To be done: Output the material below unchanged, apart from leaving out the pictures.

===== Excerpted records

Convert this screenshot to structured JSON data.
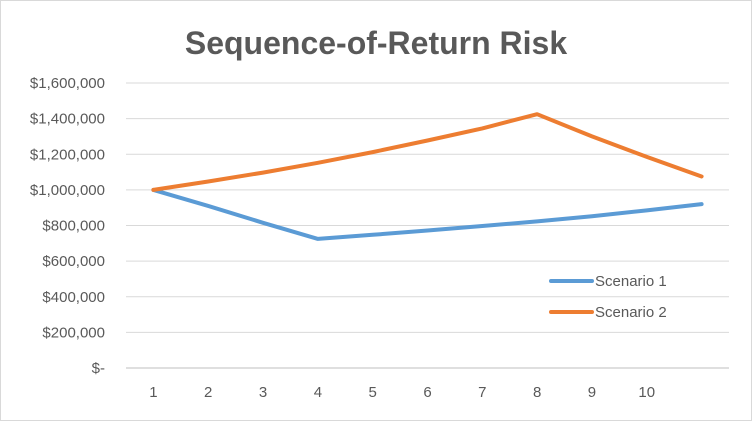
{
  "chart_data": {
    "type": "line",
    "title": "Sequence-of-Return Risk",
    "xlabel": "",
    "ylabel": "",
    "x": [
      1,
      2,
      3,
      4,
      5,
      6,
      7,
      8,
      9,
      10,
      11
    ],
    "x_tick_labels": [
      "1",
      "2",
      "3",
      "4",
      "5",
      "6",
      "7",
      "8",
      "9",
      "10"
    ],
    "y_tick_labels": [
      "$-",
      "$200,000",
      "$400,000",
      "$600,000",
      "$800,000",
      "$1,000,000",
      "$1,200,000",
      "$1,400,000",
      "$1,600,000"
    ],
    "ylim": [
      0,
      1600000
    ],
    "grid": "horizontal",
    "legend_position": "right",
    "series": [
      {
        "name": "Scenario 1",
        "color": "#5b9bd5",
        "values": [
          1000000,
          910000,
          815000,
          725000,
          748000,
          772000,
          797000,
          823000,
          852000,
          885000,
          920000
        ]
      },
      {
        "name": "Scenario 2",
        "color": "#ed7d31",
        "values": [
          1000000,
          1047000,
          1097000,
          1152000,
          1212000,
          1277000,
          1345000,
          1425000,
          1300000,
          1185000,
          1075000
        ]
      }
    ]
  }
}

==========

Written response:
Convert this screenshot to structured JSON data.
{
  "chart_data": {
    "type": "line",
    "title": "Sequence-of-Return Risk",
    "xlabel": "",
    "ylabel": "",
    "x": [
      1,
      2,
      3,
      4,
      5,
      6,
      7,
      8,
      9,
      10,
      11
    ],
    "x_tick_labels": [
      "1",
      "2",
      "3",
      "4",
      "5",
      "6",
      "7",
      "8",
      "9",
      "10"
    ],
    "y_tick_labels": [
      "$-",
      "$200,000",
      "$400,000",
      "$600,000",
      "$800,000",
      "$1,000,000",
      "$1,200,000",
      "$1,400,000",
      "$1,600,000"
    ],
    "ylim": [
      0,
      1600000
    ],
    "grid": "horizontal",
    "legend_position": "right",
    "series": [
      {
        "name": "Scenario 1",
        "color": "#5b9bd5",
        "values": [
          1000000,
          910000,
          815000,
          725000,
          748000,
          772000,
          797000,
          823000,
          852000,
          885000,
          920000
        ]
      },
      {
        "name": "Scenario 2",
        "color": "#ed7d31",
        "values": [
          1000000,
          1047000,
          1097000,
          1152000,
          1212000,
          1277000,
          1345000,
          1425000,
          1300000,
          1185000,
          1075000
        ]
      }
    ]
  }
}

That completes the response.